_Instructions for the task_. Reply with one number: how many lines contain the word "xlabel".

____________

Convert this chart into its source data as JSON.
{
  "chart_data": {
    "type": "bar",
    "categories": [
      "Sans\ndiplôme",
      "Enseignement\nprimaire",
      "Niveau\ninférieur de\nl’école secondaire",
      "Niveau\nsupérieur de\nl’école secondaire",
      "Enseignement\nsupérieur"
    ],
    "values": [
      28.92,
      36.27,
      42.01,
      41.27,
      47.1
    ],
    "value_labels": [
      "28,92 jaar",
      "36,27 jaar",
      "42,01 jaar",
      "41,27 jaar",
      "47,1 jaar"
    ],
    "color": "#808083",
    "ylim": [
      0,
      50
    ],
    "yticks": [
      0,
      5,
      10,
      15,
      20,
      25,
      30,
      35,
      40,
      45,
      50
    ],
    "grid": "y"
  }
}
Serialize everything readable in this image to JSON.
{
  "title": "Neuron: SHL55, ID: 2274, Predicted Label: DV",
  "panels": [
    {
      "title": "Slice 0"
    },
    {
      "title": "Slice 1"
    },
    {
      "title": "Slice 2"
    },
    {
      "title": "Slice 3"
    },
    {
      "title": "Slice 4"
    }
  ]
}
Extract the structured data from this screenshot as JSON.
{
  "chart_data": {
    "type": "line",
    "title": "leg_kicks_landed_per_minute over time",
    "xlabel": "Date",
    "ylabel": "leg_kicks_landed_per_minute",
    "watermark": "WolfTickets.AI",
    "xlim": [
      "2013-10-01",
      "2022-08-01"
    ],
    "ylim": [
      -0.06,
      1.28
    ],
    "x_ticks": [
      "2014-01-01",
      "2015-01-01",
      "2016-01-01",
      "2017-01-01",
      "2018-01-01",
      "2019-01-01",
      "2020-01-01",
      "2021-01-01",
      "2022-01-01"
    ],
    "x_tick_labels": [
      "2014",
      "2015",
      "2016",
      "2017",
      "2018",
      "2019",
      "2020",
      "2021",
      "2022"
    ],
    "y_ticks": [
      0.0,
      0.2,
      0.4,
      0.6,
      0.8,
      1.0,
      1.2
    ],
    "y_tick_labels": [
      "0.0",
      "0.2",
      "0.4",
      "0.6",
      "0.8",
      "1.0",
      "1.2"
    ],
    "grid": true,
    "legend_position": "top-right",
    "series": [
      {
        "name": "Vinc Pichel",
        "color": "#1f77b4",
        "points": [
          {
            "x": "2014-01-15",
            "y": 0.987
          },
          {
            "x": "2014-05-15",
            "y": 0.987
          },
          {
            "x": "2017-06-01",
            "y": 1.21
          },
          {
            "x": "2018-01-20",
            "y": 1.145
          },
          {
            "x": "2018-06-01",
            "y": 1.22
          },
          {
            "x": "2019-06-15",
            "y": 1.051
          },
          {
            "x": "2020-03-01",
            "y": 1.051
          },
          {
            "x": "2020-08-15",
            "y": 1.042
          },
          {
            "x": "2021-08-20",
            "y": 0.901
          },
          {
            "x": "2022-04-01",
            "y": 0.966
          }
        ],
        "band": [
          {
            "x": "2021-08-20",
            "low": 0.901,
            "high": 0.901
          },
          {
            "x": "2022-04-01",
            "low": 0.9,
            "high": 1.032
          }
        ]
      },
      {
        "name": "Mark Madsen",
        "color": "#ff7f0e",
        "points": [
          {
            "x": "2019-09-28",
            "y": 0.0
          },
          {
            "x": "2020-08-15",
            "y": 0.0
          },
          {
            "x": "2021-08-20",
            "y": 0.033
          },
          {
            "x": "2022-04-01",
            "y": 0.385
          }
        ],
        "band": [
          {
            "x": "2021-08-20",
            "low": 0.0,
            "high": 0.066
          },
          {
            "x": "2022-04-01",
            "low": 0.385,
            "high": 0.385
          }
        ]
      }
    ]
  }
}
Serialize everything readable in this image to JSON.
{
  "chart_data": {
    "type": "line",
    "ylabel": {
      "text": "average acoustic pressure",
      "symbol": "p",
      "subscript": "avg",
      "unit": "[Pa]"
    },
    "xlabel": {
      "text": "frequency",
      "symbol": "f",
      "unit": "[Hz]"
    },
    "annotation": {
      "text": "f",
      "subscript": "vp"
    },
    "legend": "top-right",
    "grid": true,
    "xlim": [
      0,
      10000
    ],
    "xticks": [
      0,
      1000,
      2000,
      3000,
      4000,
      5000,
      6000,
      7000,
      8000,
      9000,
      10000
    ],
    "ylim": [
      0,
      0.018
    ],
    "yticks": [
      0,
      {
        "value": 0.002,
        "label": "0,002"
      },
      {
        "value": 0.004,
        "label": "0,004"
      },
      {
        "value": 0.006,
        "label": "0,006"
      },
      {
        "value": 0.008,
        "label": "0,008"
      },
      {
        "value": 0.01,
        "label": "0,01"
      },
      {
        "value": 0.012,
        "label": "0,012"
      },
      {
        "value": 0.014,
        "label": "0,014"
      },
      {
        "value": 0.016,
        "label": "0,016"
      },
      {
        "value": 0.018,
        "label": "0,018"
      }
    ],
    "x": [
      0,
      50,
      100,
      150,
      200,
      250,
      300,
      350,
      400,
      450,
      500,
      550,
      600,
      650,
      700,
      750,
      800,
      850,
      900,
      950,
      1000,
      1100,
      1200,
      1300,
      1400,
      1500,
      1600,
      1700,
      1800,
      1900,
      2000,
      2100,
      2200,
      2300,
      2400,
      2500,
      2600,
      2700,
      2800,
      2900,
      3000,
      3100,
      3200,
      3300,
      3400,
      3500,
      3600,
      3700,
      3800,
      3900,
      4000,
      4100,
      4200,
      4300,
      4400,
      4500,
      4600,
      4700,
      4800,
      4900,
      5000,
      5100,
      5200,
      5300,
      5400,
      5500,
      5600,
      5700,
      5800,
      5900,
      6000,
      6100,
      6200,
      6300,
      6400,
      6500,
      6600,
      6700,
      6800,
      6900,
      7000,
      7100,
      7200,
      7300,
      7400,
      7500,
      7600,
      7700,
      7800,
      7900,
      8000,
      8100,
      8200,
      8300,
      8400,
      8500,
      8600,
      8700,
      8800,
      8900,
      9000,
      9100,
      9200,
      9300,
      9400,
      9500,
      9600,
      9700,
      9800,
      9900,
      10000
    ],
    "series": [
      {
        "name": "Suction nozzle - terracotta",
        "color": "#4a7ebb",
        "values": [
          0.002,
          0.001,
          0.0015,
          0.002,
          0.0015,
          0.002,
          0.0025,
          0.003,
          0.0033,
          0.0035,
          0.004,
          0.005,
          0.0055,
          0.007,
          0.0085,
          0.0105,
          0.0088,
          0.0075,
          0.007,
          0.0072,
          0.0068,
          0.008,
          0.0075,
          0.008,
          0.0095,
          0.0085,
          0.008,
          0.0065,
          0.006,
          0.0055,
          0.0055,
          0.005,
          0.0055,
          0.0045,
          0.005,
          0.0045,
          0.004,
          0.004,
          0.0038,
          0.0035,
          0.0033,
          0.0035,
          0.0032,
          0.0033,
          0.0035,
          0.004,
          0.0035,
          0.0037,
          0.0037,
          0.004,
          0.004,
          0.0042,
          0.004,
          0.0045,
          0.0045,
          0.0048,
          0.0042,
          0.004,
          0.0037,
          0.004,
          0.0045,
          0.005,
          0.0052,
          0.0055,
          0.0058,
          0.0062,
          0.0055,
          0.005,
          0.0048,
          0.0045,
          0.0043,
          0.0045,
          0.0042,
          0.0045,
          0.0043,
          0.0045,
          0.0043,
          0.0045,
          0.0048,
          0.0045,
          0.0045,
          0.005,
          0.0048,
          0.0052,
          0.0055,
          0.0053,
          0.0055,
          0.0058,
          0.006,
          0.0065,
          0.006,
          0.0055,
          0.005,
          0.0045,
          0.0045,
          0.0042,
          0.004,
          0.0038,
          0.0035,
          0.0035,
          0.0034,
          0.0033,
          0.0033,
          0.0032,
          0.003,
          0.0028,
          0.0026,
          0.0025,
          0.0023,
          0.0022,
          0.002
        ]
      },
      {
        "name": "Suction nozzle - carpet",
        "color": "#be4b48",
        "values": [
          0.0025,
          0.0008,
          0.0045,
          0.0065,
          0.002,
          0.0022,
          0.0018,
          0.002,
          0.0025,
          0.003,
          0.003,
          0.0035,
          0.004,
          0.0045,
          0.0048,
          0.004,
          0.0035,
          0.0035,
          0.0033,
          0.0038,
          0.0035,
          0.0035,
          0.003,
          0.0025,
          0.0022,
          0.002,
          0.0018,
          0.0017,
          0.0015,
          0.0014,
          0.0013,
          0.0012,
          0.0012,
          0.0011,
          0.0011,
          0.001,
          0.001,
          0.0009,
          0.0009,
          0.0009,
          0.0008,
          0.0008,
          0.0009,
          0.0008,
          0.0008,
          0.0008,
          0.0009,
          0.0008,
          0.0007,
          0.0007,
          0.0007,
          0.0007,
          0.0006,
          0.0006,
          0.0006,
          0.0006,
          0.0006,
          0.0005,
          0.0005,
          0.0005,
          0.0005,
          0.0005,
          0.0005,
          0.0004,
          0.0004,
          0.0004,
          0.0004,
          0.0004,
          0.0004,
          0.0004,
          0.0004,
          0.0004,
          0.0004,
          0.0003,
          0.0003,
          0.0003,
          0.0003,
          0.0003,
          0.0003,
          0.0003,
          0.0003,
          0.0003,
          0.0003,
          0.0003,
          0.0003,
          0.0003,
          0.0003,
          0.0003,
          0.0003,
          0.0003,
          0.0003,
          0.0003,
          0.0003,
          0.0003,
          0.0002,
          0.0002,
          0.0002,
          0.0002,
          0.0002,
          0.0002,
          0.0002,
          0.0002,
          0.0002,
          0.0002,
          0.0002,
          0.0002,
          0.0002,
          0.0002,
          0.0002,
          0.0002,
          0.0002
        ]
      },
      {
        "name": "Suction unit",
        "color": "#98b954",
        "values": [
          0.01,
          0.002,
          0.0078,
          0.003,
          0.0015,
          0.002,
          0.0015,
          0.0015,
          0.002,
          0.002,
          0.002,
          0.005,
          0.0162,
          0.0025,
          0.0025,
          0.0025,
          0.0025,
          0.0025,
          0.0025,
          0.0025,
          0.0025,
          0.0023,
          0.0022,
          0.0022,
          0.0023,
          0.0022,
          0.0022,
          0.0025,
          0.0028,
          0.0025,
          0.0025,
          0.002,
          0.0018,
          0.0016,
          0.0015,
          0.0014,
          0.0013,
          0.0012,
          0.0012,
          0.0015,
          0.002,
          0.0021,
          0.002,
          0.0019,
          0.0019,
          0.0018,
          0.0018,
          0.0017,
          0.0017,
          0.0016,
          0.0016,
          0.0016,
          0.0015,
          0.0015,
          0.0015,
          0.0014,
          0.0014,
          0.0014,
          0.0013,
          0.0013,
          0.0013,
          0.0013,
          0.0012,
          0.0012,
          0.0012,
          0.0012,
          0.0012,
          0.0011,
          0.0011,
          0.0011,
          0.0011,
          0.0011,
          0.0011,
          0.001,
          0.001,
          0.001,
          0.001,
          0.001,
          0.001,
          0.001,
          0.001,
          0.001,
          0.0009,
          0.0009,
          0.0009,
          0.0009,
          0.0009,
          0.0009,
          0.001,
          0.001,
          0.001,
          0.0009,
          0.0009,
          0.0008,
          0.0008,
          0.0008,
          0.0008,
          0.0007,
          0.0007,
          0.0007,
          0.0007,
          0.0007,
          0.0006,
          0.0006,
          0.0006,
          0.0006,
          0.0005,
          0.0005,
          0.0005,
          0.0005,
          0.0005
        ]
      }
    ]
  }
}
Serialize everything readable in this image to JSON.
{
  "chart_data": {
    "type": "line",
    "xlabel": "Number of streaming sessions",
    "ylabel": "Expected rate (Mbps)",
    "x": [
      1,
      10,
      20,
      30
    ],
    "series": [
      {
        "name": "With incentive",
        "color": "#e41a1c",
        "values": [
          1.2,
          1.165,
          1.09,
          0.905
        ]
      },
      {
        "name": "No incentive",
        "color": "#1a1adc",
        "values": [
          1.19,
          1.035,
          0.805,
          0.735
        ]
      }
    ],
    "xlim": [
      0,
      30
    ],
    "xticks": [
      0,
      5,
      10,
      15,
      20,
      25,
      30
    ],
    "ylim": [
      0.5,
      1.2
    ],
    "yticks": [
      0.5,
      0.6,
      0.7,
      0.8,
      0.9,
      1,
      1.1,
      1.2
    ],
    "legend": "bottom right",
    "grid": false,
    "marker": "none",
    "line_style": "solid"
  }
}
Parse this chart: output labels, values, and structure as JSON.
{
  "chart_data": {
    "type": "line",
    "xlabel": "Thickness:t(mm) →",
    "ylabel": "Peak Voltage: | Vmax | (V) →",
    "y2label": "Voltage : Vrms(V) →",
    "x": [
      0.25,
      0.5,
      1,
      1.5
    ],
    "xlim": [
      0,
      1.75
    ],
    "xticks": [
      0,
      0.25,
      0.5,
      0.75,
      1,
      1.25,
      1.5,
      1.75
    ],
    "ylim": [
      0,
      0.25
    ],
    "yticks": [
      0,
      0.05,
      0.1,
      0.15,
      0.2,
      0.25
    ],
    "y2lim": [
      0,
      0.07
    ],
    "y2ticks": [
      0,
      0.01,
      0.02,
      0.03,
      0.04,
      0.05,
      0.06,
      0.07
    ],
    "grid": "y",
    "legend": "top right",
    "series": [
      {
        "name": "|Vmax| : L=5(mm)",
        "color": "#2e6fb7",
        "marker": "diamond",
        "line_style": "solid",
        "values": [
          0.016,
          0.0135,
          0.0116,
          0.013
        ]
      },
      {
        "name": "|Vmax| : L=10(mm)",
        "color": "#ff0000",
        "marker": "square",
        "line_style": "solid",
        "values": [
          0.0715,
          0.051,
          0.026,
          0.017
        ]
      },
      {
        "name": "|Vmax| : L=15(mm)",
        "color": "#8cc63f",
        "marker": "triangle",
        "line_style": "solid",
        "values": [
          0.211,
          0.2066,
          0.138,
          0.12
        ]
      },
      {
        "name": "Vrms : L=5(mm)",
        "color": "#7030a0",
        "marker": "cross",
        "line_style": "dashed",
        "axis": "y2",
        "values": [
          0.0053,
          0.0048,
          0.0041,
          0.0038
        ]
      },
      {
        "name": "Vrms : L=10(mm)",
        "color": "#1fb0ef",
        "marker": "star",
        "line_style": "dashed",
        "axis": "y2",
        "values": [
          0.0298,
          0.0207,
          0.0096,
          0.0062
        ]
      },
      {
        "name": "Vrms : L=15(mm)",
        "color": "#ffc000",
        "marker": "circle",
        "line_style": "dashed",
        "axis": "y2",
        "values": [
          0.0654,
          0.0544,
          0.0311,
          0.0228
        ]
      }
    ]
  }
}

____________

_Solution for this exercise_. 4